--- start ---
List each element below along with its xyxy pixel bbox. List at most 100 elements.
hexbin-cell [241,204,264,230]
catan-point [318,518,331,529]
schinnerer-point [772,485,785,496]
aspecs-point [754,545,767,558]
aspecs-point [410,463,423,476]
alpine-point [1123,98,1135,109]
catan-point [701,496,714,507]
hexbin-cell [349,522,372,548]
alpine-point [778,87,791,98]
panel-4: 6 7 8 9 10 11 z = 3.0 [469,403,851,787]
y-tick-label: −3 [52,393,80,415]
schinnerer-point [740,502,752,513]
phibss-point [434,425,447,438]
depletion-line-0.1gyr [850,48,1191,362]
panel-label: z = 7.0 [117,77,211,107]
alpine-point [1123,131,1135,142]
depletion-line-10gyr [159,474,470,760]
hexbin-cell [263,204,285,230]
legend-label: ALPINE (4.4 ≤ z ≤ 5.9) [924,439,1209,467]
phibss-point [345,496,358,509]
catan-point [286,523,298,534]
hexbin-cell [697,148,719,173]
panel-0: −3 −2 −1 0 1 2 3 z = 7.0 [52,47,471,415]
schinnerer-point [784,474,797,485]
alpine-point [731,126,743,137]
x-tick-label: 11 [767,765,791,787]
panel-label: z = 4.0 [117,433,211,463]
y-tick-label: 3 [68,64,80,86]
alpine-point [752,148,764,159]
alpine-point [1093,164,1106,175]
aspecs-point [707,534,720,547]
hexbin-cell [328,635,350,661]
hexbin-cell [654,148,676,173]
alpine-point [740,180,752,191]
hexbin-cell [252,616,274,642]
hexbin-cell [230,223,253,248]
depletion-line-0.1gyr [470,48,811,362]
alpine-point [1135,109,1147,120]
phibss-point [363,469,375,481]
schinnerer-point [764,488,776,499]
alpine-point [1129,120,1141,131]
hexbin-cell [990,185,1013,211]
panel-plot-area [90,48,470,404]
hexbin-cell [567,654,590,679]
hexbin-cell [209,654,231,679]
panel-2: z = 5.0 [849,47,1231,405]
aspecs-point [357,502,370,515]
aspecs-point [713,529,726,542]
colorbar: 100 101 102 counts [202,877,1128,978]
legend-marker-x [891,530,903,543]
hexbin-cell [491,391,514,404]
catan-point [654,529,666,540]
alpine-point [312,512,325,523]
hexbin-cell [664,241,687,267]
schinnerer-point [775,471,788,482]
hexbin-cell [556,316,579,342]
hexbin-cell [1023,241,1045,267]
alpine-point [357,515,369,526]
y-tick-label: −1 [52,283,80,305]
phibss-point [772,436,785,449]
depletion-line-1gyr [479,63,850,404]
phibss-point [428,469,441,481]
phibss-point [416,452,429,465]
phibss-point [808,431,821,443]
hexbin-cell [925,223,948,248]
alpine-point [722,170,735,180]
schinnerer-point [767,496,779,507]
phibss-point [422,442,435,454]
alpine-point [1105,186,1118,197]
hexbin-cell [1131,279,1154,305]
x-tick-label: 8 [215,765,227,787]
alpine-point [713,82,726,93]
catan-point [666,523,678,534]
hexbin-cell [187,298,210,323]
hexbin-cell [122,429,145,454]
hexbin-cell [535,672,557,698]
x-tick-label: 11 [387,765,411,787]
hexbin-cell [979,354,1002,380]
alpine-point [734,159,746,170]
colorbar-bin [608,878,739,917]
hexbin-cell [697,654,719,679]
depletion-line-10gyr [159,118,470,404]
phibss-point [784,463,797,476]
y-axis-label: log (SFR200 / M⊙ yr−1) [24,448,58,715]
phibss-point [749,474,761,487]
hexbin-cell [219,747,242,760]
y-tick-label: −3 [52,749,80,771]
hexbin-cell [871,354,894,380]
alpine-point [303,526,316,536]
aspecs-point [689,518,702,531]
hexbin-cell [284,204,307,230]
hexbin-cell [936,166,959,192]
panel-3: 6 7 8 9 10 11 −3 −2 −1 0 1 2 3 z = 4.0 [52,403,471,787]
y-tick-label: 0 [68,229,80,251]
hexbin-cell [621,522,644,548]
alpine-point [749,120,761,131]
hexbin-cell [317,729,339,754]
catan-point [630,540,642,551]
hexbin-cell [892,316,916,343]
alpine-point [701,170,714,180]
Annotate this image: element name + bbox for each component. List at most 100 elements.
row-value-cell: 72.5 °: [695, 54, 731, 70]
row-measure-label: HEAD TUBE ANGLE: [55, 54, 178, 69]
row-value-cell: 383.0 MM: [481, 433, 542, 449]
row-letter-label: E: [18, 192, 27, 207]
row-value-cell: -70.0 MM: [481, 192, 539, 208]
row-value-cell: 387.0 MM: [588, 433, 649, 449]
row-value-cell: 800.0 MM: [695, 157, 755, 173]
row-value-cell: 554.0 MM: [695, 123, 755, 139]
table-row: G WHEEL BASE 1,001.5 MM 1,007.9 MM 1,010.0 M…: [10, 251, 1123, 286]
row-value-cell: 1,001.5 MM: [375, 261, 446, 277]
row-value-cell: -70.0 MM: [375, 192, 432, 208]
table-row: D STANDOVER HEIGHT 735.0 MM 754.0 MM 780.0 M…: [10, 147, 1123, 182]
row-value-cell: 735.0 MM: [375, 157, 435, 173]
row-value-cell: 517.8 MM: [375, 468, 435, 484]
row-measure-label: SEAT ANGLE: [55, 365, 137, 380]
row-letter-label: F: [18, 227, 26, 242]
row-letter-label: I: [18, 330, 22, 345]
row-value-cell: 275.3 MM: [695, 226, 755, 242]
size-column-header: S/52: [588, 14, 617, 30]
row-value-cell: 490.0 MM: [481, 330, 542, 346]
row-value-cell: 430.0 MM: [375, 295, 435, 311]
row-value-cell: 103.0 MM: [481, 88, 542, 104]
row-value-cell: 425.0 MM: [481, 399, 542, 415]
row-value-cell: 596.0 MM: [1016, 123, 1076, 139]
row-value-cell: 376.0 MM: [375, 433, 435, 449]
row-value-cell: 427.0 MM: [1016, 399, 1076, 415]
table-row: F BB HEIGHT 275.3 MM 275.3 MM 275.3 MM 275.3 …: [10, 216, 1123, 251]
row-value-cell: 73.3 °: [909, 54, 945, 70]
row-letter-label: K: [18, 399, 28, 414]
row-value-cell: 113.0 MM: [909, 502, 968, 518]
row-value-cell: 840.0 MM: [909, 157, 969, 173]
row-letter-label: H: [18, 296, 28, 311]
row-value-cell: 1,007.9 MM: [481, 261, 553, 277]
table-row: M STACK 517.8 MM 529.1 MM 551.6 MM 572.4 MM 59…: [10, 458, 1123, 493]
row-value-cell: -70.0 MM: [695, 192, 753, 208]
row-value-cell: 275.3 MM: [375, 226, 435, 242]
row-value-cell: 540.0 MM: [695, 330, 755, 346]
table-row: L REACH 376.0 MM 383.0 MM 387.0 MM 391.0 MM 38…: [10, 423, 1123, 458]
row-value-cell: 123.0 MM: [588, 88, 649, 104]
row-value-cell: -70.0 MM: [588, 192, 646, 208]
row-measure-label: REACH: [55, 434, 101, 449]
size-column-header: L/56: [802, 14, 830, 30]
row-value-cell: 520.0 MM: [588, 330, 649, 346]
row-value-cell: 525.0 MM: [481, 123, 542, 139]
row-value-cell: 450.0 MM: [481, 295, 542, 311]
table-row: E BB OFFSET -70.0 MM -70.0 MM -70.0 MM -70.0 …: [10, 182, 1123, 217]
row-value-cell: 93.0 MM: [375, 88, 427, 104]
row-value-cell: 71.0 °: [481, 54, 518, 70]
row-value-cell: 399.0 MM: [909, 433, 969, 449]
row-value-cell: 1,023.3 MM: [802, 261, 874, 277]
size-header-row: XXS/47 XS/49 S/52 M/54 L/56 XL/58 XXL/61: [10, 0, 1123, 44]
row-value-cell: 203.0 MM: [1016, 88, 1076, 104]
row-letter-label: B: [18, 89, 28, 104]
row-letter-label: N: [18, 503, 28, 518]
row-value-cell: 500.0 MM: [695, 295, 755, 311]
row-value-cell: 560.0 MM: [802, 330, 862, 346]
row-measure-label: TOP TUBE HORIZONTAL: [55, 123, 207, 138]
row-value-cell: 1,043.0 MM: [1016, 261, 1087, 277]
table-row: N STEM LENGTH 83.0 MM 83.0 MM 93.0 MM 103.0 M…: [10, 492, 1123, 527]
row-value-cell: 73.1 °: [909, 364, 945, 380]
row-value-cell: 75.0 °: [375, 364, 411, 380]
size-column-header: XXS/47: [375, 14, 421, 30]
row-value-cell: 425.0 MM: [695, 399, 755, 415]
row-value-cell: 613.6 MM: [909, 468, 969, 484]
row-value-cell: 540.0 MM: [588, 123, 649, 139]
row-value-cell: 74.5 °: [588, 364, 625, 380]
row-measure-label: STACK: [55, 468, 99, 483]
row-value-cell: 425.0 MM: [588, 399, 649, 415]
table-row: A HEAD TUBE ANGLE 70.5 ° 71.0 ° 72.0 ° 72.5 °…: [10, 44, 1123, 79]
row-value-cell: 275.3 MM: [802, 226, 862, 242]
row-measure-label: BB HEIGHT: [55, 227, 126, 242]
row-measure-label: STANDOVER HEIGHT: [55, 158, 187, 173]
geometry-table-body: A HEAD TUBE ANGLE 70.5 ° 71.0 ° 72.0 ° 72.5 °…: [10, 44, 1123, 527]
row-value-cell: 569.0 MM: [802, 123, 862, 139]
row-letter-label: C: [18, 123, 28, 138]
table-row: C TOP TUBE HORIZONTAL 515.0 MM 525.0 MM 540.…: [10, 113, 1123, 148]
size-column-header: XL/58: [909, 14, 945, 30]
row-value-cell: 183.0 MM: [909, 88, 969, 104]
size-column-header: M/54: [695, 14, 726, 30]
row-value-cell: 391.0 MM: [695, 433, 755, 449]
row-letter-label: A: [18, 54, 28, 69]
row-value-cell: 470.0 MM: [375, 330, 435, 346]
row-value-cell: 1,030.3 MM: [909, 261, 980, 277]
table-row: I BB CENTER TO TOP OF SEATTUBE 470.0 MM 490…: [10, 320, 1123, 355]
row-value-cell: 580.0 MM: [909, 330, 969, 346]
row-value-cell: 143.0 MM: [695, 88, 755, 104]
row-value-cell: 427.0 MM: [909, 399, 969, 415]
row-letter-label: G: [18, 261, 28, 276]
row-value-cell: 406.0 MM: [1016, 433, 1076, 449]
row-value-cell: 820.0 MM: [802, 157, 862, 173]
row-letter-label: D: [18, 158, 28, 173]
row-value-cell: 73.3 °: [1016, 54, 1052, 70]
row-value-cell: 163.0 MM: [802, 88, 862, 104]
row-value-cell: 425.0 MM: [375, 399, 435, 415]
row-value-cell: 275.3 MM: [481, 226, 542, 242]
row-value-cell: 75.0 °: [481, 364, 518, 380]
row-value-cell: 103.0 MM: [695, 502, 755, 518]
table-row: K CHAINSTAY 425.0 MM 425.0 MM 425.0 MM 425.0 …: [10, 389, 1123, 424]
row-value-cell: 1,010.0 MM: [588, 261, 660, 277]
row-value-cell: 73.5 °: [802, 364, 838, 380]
--- end ---
» Task instructions
Render the stretch of material from its first line through the line containing "alpine-point [752,148,764,159]" as a Markdown table with the columns Row and Entry. Number each line, and leave out any blank lines.

» Completed task
| Row | Entry |
|---|---|
| 1 | List each element below along with its xyxy pixel bbox. List at most 100 elements. |
| 2 | hexbin-cell [241,204,264,230] |
| 3 | catan-point [318,518,331,529] |
| 4 | schinnerer-point [772,485,785,496] |
| 5 | aspecs-point [754,545,767,558] |
| 6 | aspecs-point [410,463,423,476] |
| 7 | alpine-point [1123,98,1135,109] |
| 8 | catan-point [701,496,714,507] |
| 9 | hexbin-cell [349,522,372,548] |
| 10 | alpine-point [778,87,791,98] |
| 11 | panel-4: 6 7 8 9 10 11 z = 3.0 [469,403,851,787] |
| 12 | y-tick-label: −3 [52,393,80,415] |
| 13 | schinnerer-point [740,502,752,513] |
| 14 | phibss-point [434,425,447,438] |
| 15 | depletion-line-0.1gyr [850,48,1191,362] |
| 16 | panel-label: z = 7.0 [117,77,211,107] |
| 17 | alpine-point [1123,131,1135,142] |
| 18 | depletion-line-10gyr [159,474,470,760] |
| 19 | hexbin-cell [263,204,285,230] |
| 20 | legend-label: ALPINE (4.4 ≤ z ≤ 5.9) [924,439,1209,467] |
| 21 | phibss-point [345,496,358,509] |
| 22 | catan-point [286,523,298,534] |
| 23 | hexbin-cell [697,148,719,173] |
| 24 | panel-0: −3 −2 −1 0 1 2 3 z = 7.0 [52,47,471,415] |
| 25 | schinnerer-point [784,474,797,485] |
| 26 | alpine-point [731,126,743,137] |
| 27 | x-tick-label: 11 [767,765,791,787] |
| 28 | panel-label: z = 4.0 [117,433,211,463] |
| 29 | y-tick-label: 3 [68,64,80,86] |
| 30 | alpine-point [752,148,764,159] |